▶ **To be done**: Output the material exactly, but drop every image it holds.
** start of Records provided **
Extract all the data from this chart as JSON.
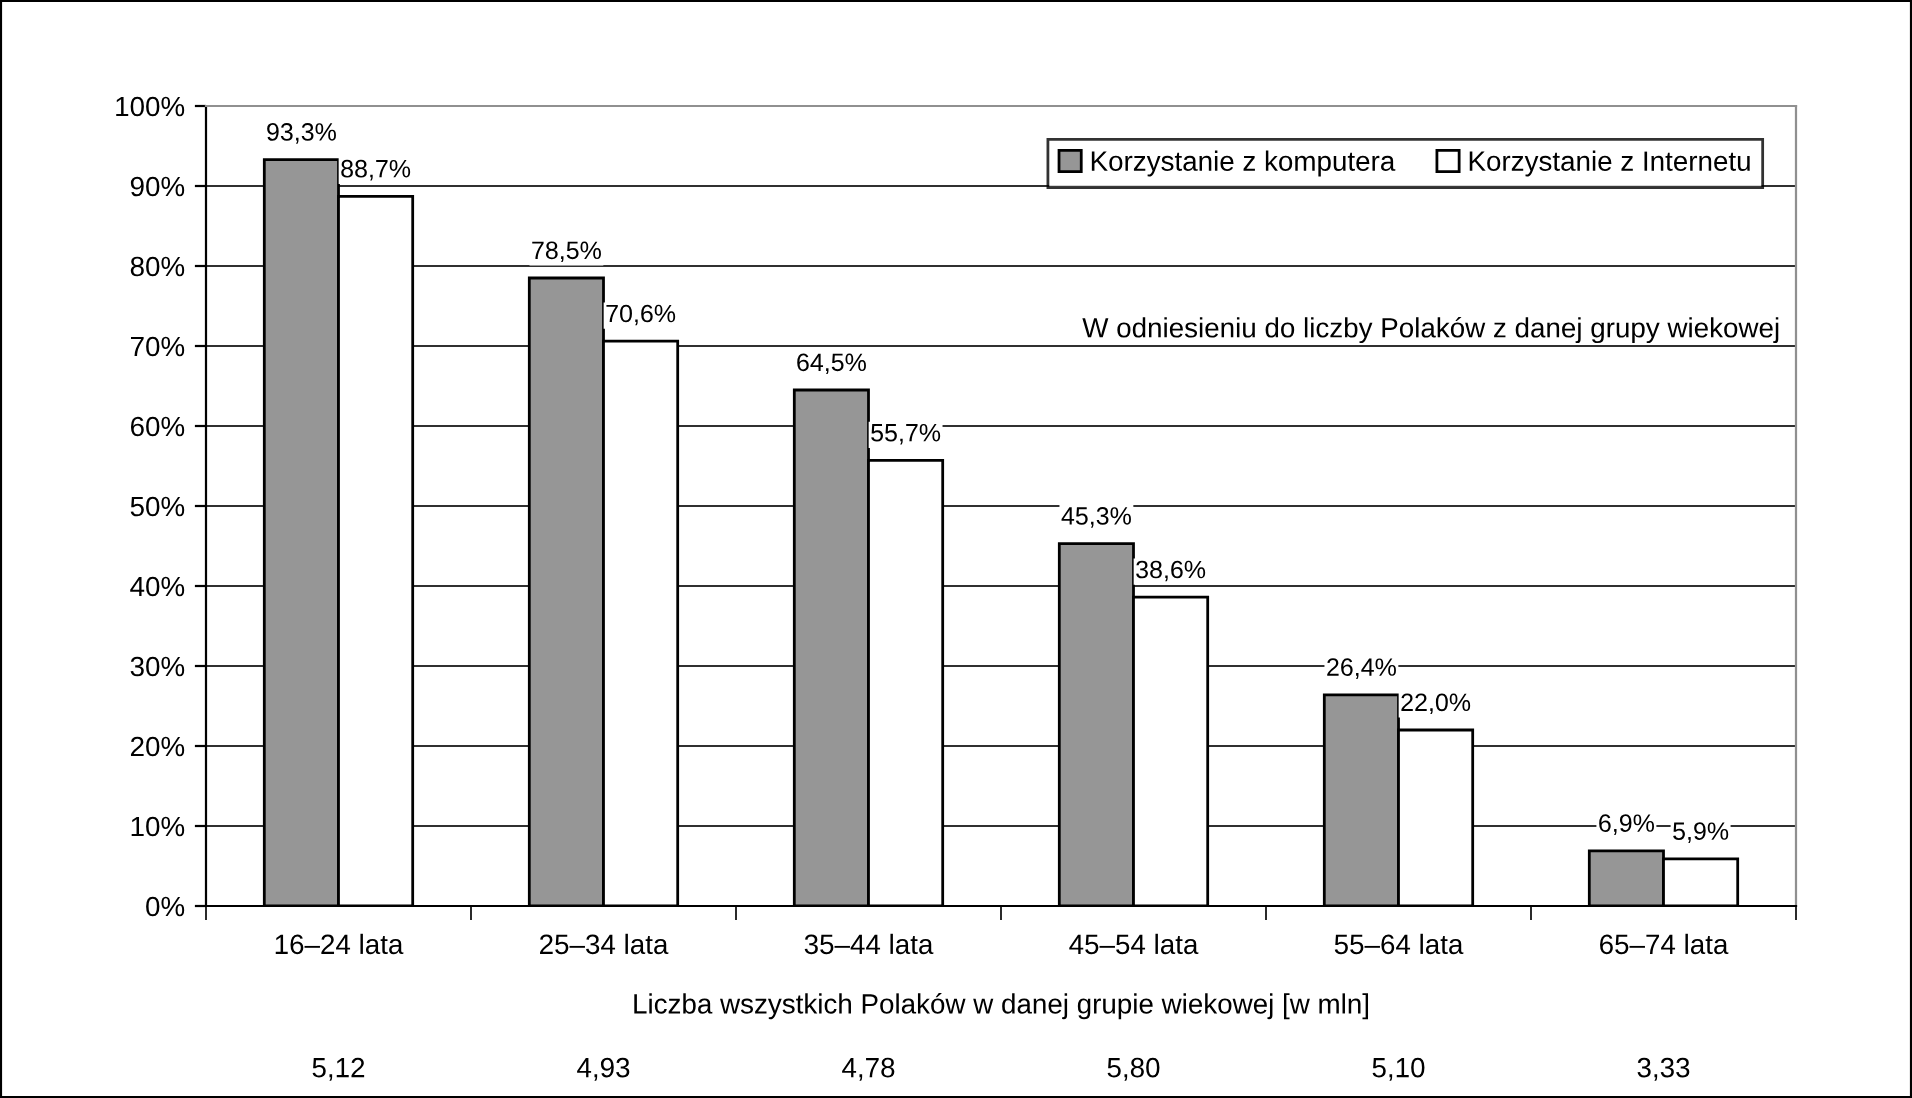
{
  "chart_data": {
    "type": "bar",
    "categories": [
      "16–24 lata",
      "25–34 lata",
      "35–44 lata",
      "45–54 lata",
      "55–64 lata",
      "65–74 lata"
    ],
    "series": [
      {
        "name": "Korzystanie z komputera",
        "color": "#969696",
        "values": [
          93.3,
          78.5,
          64.5,
          45.3,
          26.4,
          6.9
        ],
        "value_labels": [
          "93,3%",
          "78,5%",
          "64,5%",
          "45,3%",
          "26,4%",
          "6,9%"
        ]
      },
      {
        "name": "Korzystanie z Internetu",
        "color": "#ffffff",
        "values": [
          88.7,
          70.6,
          55.7,
          38.6,
          22.0,
          5.9
        ],
        "value_labels": [
          "88,7%",
          "70,6%",
          "55,7%",
          "38,6%",
          "22,0%",
          "5,9%"
        ]
      }
    ],
    "xlabel": "Liczba wszystkich Polaków w danej grupie wiekowej [w mln]",
    "annotations": [
      "W odniesieniu do liczby Polaków z danej grupy wiekowej",
      "5,12",
      "4,93",
      "4,78",
      "5,80",
      "5,10",
      "3,33"
    ],
    "ylim": [
      0,
      100
    ],
    "yticks": [
      {
        "value": 0,
        "label": "0%"
      },
      {
        "value": 10,
        "label": "10%"
      },
      {
        "value": 20,
        "label": "20%"
      },
      {
        "value": 30,
        "label": "30%"
      },
      {
        "value": 40,
        "label": "40%"
      },
      {
        "value": 50,
        "label": "50%"
      },
      {
        "value": 60,
        "label": "60%"
      },
      {
        "value": 70,
        "label": "70%"
      },
      {
        "value": 80,
        "label": "80%"
      },
      {
        "value": 90,
        "label": "90%"
      },
      {
        "value": 100,
        "label": "100%"
      }
    ],
    "grid": "y",
    "legend": "top right"
  }
}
** end of Records provided **
▶ **Task output**:
Extract all the data from this chart as JSON.
{
  "chart_data": {
    "type": "bar",
    "categories": [
      "16–24 lata",
      "25–34 lata",
      "35–44 lata",
      "45–54 lata",
      "55–64 lata",
      "65–74 lata"
    ],
    "series": [
      {
        "name": "Korzystanie z komputera",
        "color": "#969696",
        "values": [
          93.3,
          78.5,
          64.5,
          45.3,
          26.4,
          6.9
        ],
        "value_labels": [
          "93,3%",
          "78,5%",
          "64,5%",
          "45,3%",
          "26,4%",
          "6,9%"
        ]
      },
      {
        "name": "Korzystanie z Internetu",
        "color": "#ffffff",
        "values": [
          88.7,
          70.6,
          55.7,
          38.6,
          22.0,
          5.9
        ],
        "value_labels": [
          "88,7%",
          "70,6%",
          "55,7%",
          "38,6%",
          "22,0%",
          "5,9%"
        ]
      }
    ],
    "xlabel": "Liczba wszystkich Polaków w danej grupie wiekowej [w mln]",
    "annotations": [
      "W odniesieniu do liczby Polaków z danej grupy wiekowej",
      "5,12",
      "4,93",
      "4,78",
      "5,80",
      "5,10",
      "3,33"
    ],
    "ylim": [
      0,
      100
    ],
    "yticks": [
      {
        "value": 0,
        "label": "0%"
      },
      {
        "value": 10,
        "label": "10%"
      },
      {
        "value": 20,
        "label": "20%"
      },
      {
        "value": 30,
        "label": "30%"
      },
      {
        "value": 40,
        "label": "40%"
      },
      {
        "value": 50,
        "label": "50%"
      },
      {
        "value": 60,
        "label": "60%"
      },
      {
        "value": 70,
        "label": "70%"
      },
      {
        "value": 80,
        "label": "80%"
      },
      {
        "value": 90,
        "label": "90%"
      },
      {
        "value": 100,
        "label": "100%"
      }
    ],
    "grid": "y",
    "legend": "top right"
  }
}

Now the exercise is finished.